/---

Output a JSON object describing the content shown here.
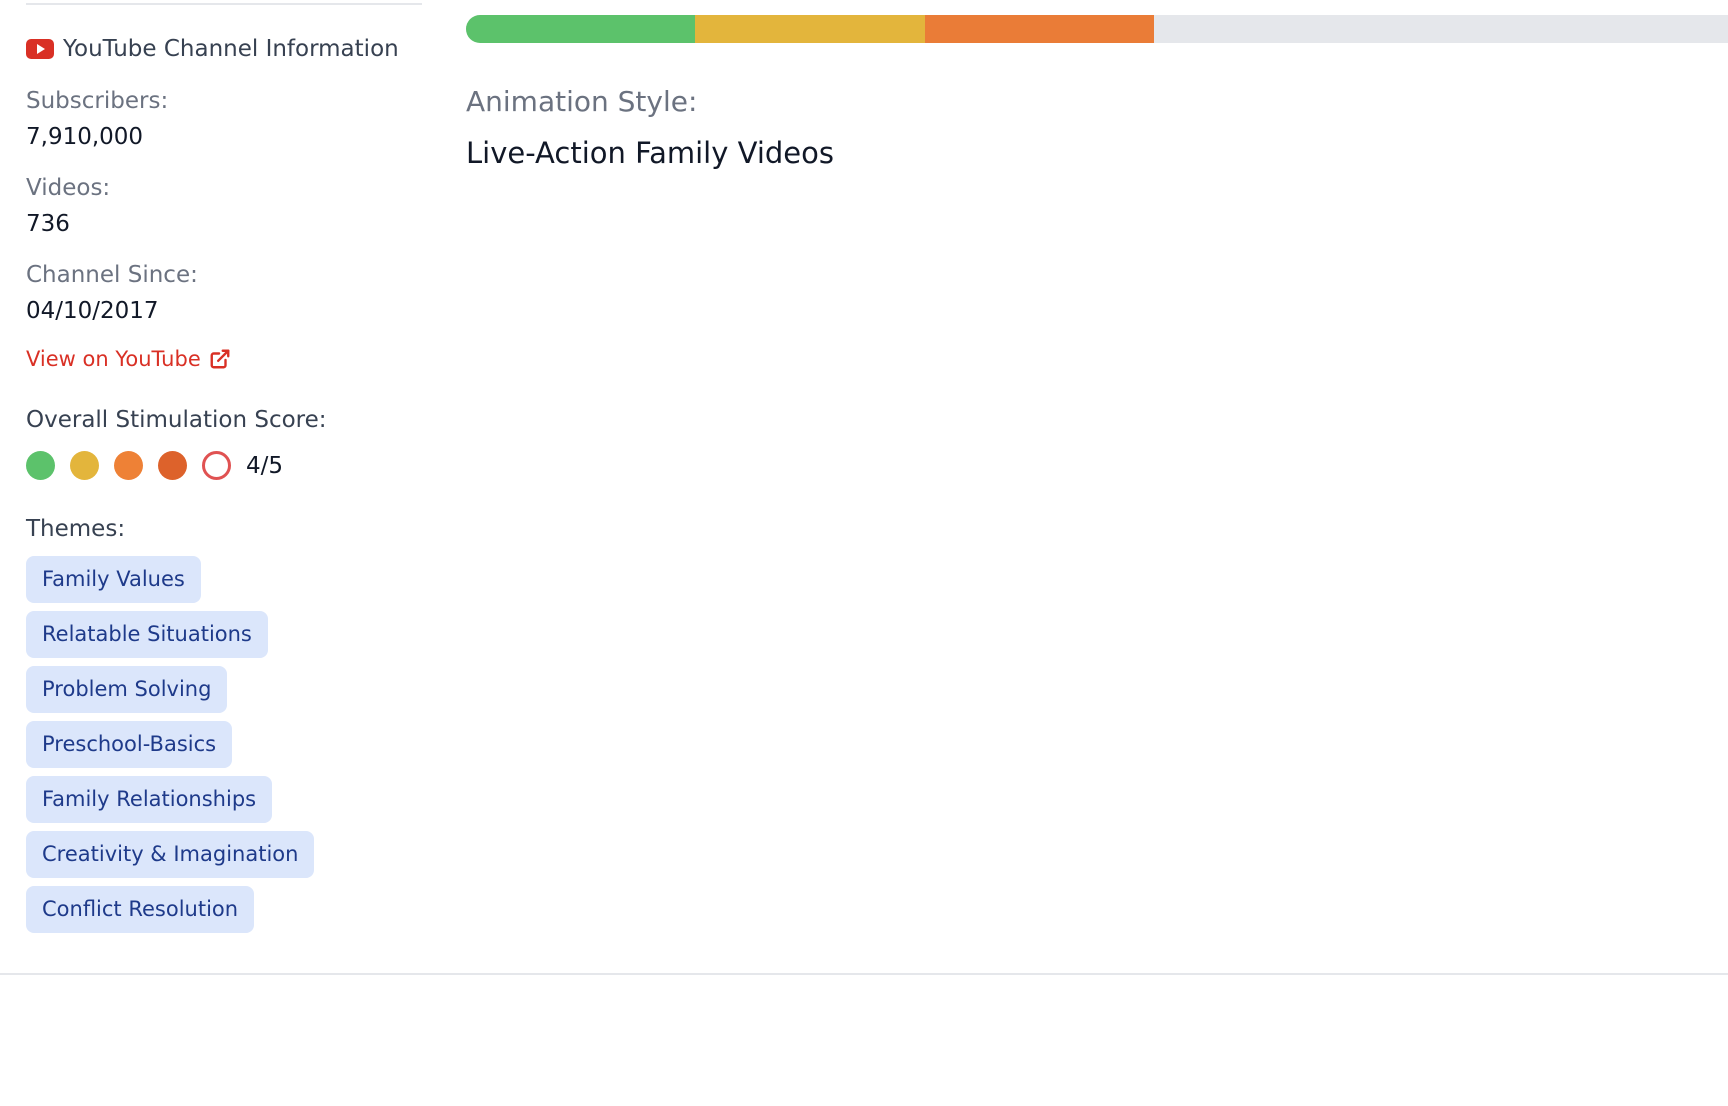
{
  "channel_info": {
    "title": "YouTube Channel Information",
    "subscribers_label": "Subscribers:",
    "subscribers_value": "7,910,000",
    "videos_label": "Videos:",
    "videos_value": "736",
    "since_label": "Channel Since:",
    "since_value": "04/10/2017",
    "link_label": "View on YouTube",
    "icon": "youtube-icon",
    "link_icon": "external-link-icon"
  },
  "stimulation": {
    "label": "Overall Stimulation Score:",
    "score_text": "4/5",
    "score": 4,
    "max": 5,
    "dot_colors": [
      "#5cc26b",
      "#e3b53c",
      "#ee8136",
      "#dd622b"
    ],
    "empty_dot_color": "#e05252"
  },
  "themes": {
    "label": "Themes:",
    "items": [
      "Family Values",
      "Relatable Situations",
      "Problem Solving",
      "Preschool-Basics",
      "Family Relationships",
      "Creativity & Imagination",
      "Conflict Resolution"
    ]
  },
  "stimulation_bar": {
    "filled_fraction": 0.545,
    "segment_colors": [
      "#5cc26b",
      "#e3b53c",
      "#ea7c37"
    ],
    "track_color": "#e5e7eb"
  },
  "animation": {
    "label": "Animation Style:",
    "value": "Live-Action Family Videos"
  },
  "colors": {
    "link": "#d93025",
    "tag_bg": "#dbe6fb",
    "tag_text": "#1e3a8a"
  }
}
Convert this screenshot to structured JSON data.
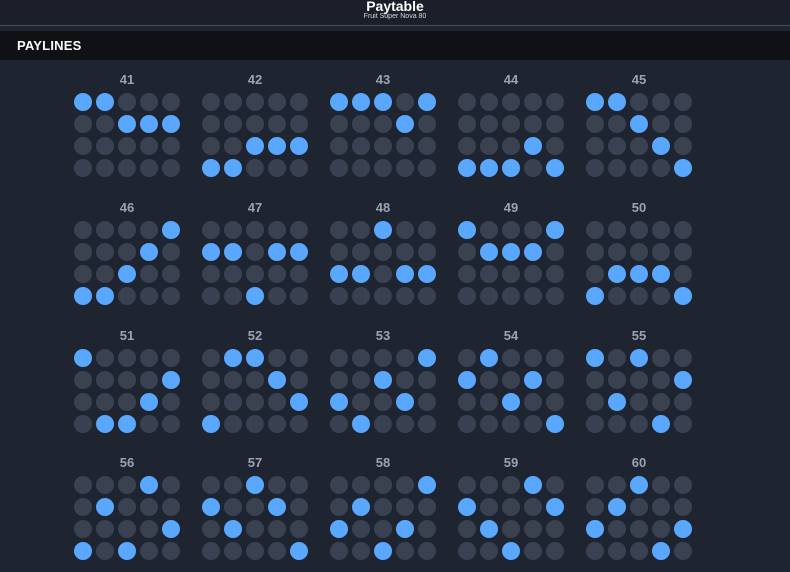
{
  "header": {
    "title": "Paytable",
    "subtitle": "Fruit Super Nova 80"
  },
  "section": {
    "title": "PAYLINES"
  },
  "colors": {
    "background": "#1f2431",
    "header_bar": "#0f1115",
    "dot_inactive": "#3a4252",
    "dot_active": "#5aa7ff",
    "number": "#9aa3b5"
  },
  "paylines": [
    {
      "number": "41",
      "rows": [
        0,
        1,
        2,
        3
      ],
      "active": [
        [
          0,
          0
        ],
        [
          1,
          0
        ],
        [
          2,
          1
        ],
        [
          3,
          1
        ],
        [
          4,
          1
        ]
      ]
    },
    {
      "number": "42",
      "active": [
        [
          0,
          3
        ],
        [
          1,
          3
        ],
        [
          2,
          2
        ],
        [
          3,
          2
        ],
        [
          4,
          2
        ]
      ]
    },
    {
      "number": "43",
      "active": [
        [
          0,
          0
        ],
        [
          1,
          0
        ],
        [
          2,
          0
        ],
        [
          3,
          1
        ],
        [
          4,
          0
        ]
      ]
    },
    {
      "number": "44",
      "active": [
        [
          0,
          3
        ],
        [
          1,
          3
        ],
        [
          2,
          3
        ],
        [
          3,
          2
        ],
        [
          4,
          3
        ]
      ]
    },
    {
      "number": "45",
      "active": [
        [
          0,
          0
        ],
        [
          1,
          0
        ],
        [
          2,
          1
        ],
        [
          3,
          2
        ],
        [
          4,
          3
        ]
      ]
    },
    {
      "number": "46",
      "active": [
        [
          0,
          3
        ],
        [
          1,
          3
        ],
        [
          2,
          2
        ],
        [
          3,
          1
        ],
        [
          4,
          0
        ]
      ]
    },
    {
      "number": "47",
      "active": [
        [
          0,
          1
        ],
        [
          1,
          1
        ],
        [
          2,
          3
        ],
        [
          3,
          1
        ],
        [
          4,
          1
        ]
      ]
    },
    {
      "number": "48",
      "active": [
        [
          0,
          2
        ],
        [
          1,
          2
        ],
        [
          2,
          0
        ],
        [
          3,
          2
        ],
        [
          4,
          2
        ]
      ]
    },
    {
      "number": "49",
      "active": [
        [
          0,
          0
        ],
        [
          1,
          1
        ],
        [
          2,
          1
        ],
        [
          3,
          1
        ],
        [
          4,
          0
        ]
      ]
    },
    {
      "number": "50",
      "active": [
        [
          0,
          3
        ],
        [
          1,
          2
        ],
        [
          2,
          2
        ],
        [
          3,
          2
        ],
        [
          4,
          3
        ]
      ]
    },
    {
      "number": "51",
      "active": [
        [
          0,
          0
        ],
        [
          1,
          3
        ],
        [
          2,
          3
        ],
        [
          3,
          2
        ],
        [
          4,
          1
        ]
      ]
    },
    {
      "number": "52",
      "active": [
        [
          0,
          3
        ],
        [
          1,
          0
        ],
        [
          2,
          0
        ],
        [
          3,
          1
        ],
        [
          4,
          2
        ]
      ]
    },
    {
      "number": "53",
      "active": [
        [
          0,
          2
        ],
        [
          1,
          3
        ],
        [
          2,
          1
        ],
        [
          3,
          2
        ],
        [
          4,
          0
        ]
      ]
    },
    {
      "number": "54",
      "active": [
        [
          0,
          1
        ],
        [
          1,
          0
        ],
        [
          2,
          2
        ],
        [
          3,
          1
        ],
        [
          4,
          3
        ]
      ]
    },
    {
      "number": "55",
      "active": [
        [
          0,
          0
        ],
        [
          1,
          2
        ],
        [
          2,
          0
        ],
        [
          3,
          3
        ],
        [
          4,
          1
        ]
      ]
    },
    {
      "number": "56",
      "active": [
        [
          0,
          3
        ],
        [
          1,
          1
        ],
        [
          2,
          3
        ],
        [
          3,
          0
        ],
        [
          4,
          2
        ]
      ]
    },
    {
      "number": "57",
      "active": [
        [
          0,
          1
        ],
        [
          1,
          2
        ],
        [
          2,
          0
        ],
        [
          3,
          1
        ],
        [
          4,
          3
        ]
      ]
    },
    {
      "number": "58",
      "active": [
        [
          0,
          2
        ],
        [
          1,
          1
        ],
        [
          2,
          3
        ],
        [
          3,
          2
        ],
        [
          4,
          0
        ]
      ]
    },
    {
      "number": "59",
      "active": [
        [
          0,
          1
        ],
        [
          1,
          2
        ],
        [
          2,
          3
        ],
        [
          3,
          0
        ],
        [
          4,
          1
        ]
      ]
    },
    {
      "number": "60",
      "active": [
        [
          0,
          2
        ],
        [
          1,
          1
        ],
        [
          2,
          0
        ],
        [
          3,
          3
        ],
        [
          4,
          2
        ]
      ]
    }
  ]
}
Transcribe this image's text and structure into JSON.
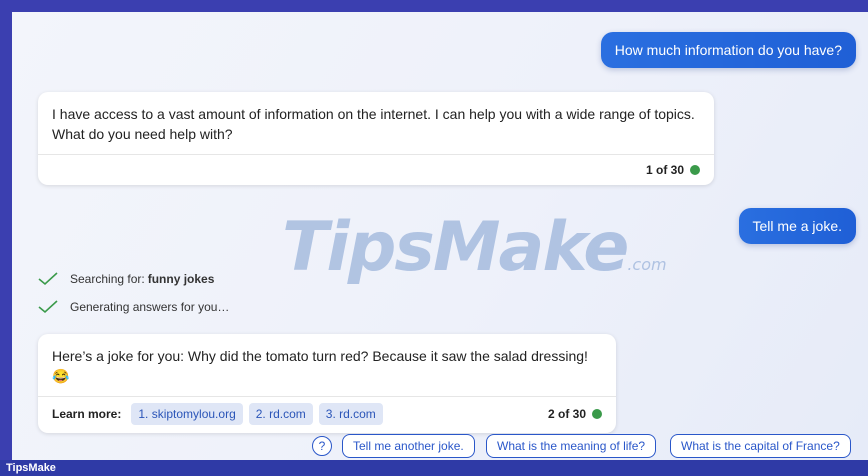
{
  "messages": {
    "user_1": "How much information do you have?",
    "bot_1_text": "I have access to a vast amount of information on the internet. I can help you with a wide range of topics. What do you need help with?",
    "bot_1_counter": "1 of 30",
    "user_2": "Tell me a joke.",
    "status_searching_prefix": "Searching for: ",
    "status_searching_query": "funny jokes",
    "status_generating": "Generating answers for you…",
    "bot_2_text": "Here’s a joke for you: Why did the tomato turn red? Because it saw the salad dressing! 😂",
    "bot_2_learn_more": "Learn more:",
    "bot_2_sources": [
      "1. skiptomylou.org",
      "2. rd.com",
      "3. rd.com"
    ],
    "bot_2_counter": "2 of 30"
  },
  "suggestions": {
    "help_icon": "?",
    "items": [
      "Tell me another joke.",
      "What is the meaning of life?",
      "What is the capital of France?"
    ]
  },
  "watermark": {
    "text": "TipsMake",
    "suffix": ".com"
  },
  "footer": {
    "brand": "TipsMake"
  },
  "colors": {
    "accent": "#2a57c9",
    "user_bubble": "#1f5fd6",
    "status_ok": "#3a9a4a"
  },
  "icons": {
    "check": "check-icon",
    "help": "help-circle-icon",
    "online": "green-dot-icon"
  }
}
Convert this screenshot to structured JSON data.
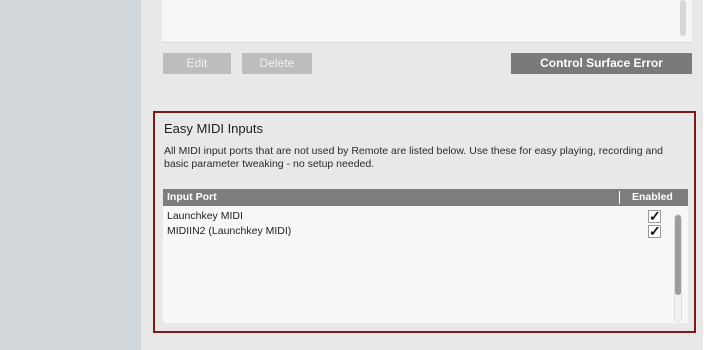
{
  "buttons": {
    "edit": "Edit",
    "delete": "Delete",
    "control_surface_error": "Control Surface Error"
  },
  "easy_midi": {
    "title": "Easy MIDI Inputs",
    "description": "All MIDI input ports that are not used by Remote are listed below. Use these for easy playing, recording and basic parameter tweaking - no setup needed.",
    "columns": {
      "port": "Input Port",
      "enabled": "Enabled"
    },
    "rows": [
      {
        "port": "Launchkey MIDI",
        "enabled": "✓"
      },
      {
        "port": "MIDIIN2 (Launchkey MIDI)",
        "enabled": "✓"
      }
    ]
  },
  "colors": {
    "highlight_border": "#7a1a1a",
    "error_button": "#7a7a7a",
    "table_header": "#7d7d7d"
  }
}
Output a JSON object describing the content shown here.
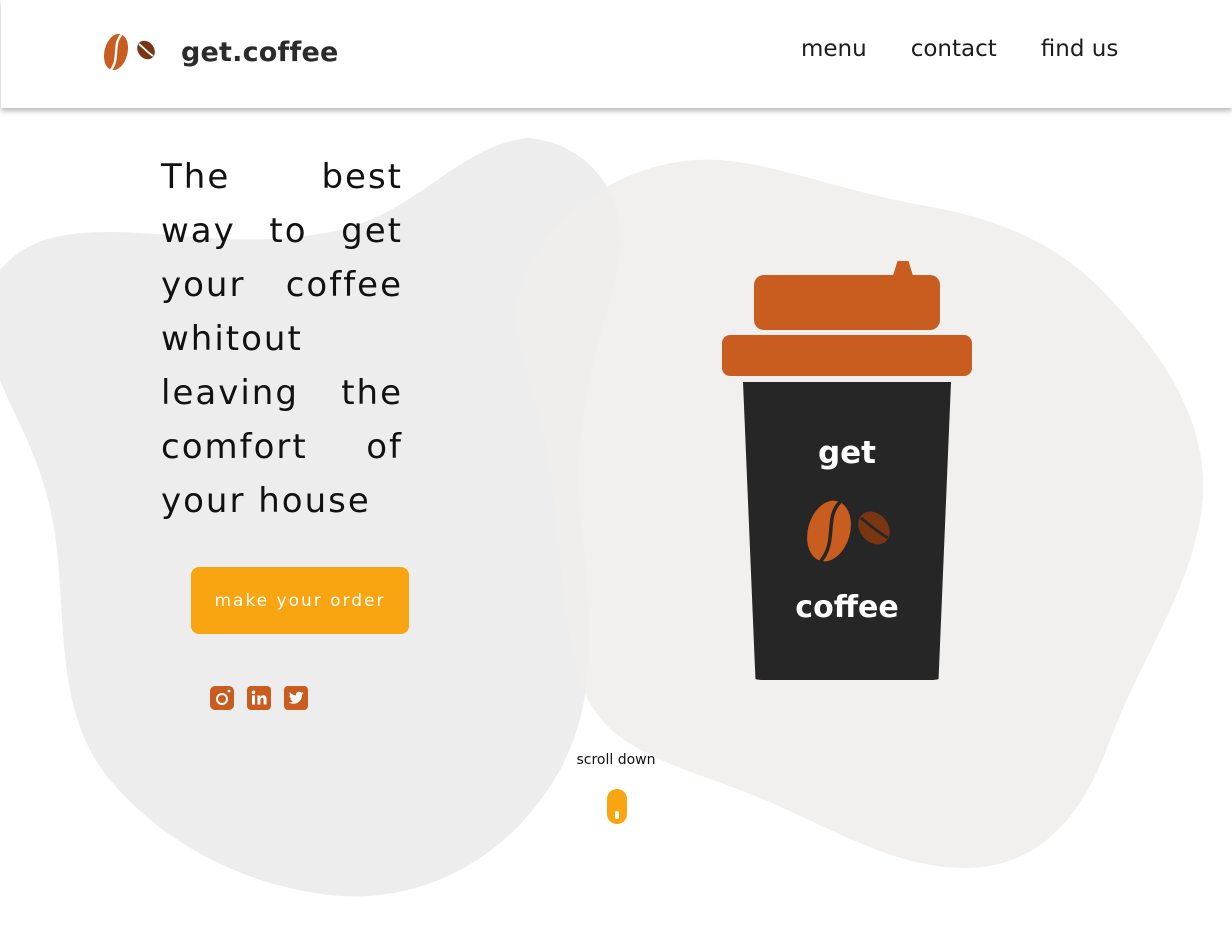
{
  "brand": {
    "name": "get.coffee",
    "logo_icon": "coffee-beans-icon"
  },
  "nav": {
    "items": [
      {
        "label": "menu"
      },
      {
        "label": "contact"
      },
      {
        "label": "find us"
      }
    ]
  },
  "hero": {
    "headline": "The best way to get your coffee whitout leaving the comfort of your house",
    "cta_label": "make your order",
    "socials": [
      {
        "name": "instagram",
        "icon": "instagram-icon"
      },
      {
        "name": "linkedin",
        "icon": "linkedin-icon"
      },
      {
        "name": "twitter",
        "icon": "twitter-icon"
      }
    ]
  },
  "cup": {
    "label_top": "get",
    "label_bottom": "coffee",
    "icon": "coffee-beans-icon"
  },
  "scroll": {
    "label": "scroll down",
    "icon": "mouse-scroll-icon"
  },
  "colors": {
    "accent": "#f9a411",
    "brand_orange": "#c95c1f",
    "bean_dark": "#7a3512",
    "cup_dark": "#262626",
    "blob_left": "#ececec",
    "blob_right": "#f1f0ef",
    "text": "#111111"
  }
}
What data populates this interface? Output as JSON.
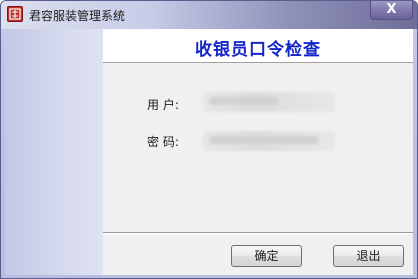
{
  "window": {
    "title": "君容服装管理系统",
    "close_label": "X",
    "app_icon": "app-logo-icon"
  },
  "dialog": {
    "heading": "收银员口令检查",
    "user_label": "用    户:",
    "password_label": "密    码:",
    "ok_label": "确定",
    "exit_label": "退出"
  },
  "colors": {
    "heading_color": "#1426c8",
    "icon_color": "#c0302b"
  }
}
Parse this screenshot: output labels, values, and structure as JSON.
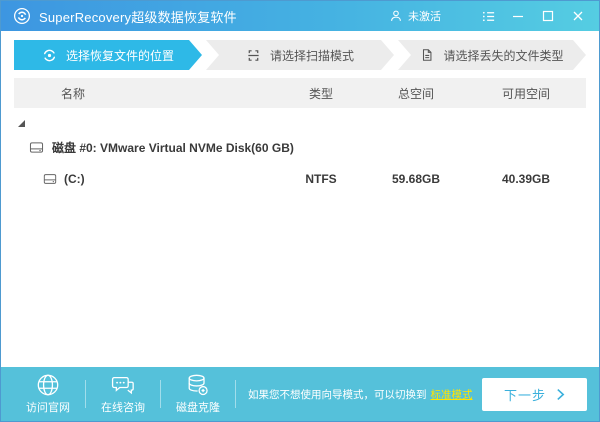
{
  "titlebar": {
    "title": "SuperRecovery超级数据恢复软件",
    "activation": "未激活"
  },
  "steps": [
    {
      "label": "选择恢复文件的位置",
      "active": true
    },
    {
      "label": "请选择扫描模式",
      "active": false
    },
    {
      "label": "请选择丢失的文件类型",
      "active": false
    }
  ],
  "table": {
    "headers": {
      "name": "名称",
      "type": "类型",
      "total": "总空间",
      "free": "可用空间"
    }
  },
  "tree": {
    "disk_name": "磁盘 #0: VMware Virtual NVMe Disk(60 GB)",
    "volume": {
      "name": "(C:)",
      "type": "NTFS",
      "total": "59.68GB",
      "free": "40.39GB"
    }
  },
  "footer": {
    "visit_site": "访问官网",
    "online_support": "在线咨询",
    "disk_clone": "磁盘克隆",
    "hint_text": "如果您不想使用向导模式，可以切换到",
    "hint_link": "标准模式",
    "next_button": "下一步"
  },
  "colors": {
    "titlebar_gradient_start": "#3d96e1",
    "titlebar_gradient_end": "#55cde2",
    "active_step": "#2eb9e7",
    "footer_bg": "#55c1da",
    "link_yellow": "#ffe400",
    "button_text": "#3ab0dc",
    "window_border": "#4e9ad0"
  }
}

\---

:: Given request ::
Pick out every line with the string "your" and copy it.

:: Response to the task ::
    "headline": "The best way to get your coffee whitout leaving the comfort of your house",
    "cta_label": "make your order",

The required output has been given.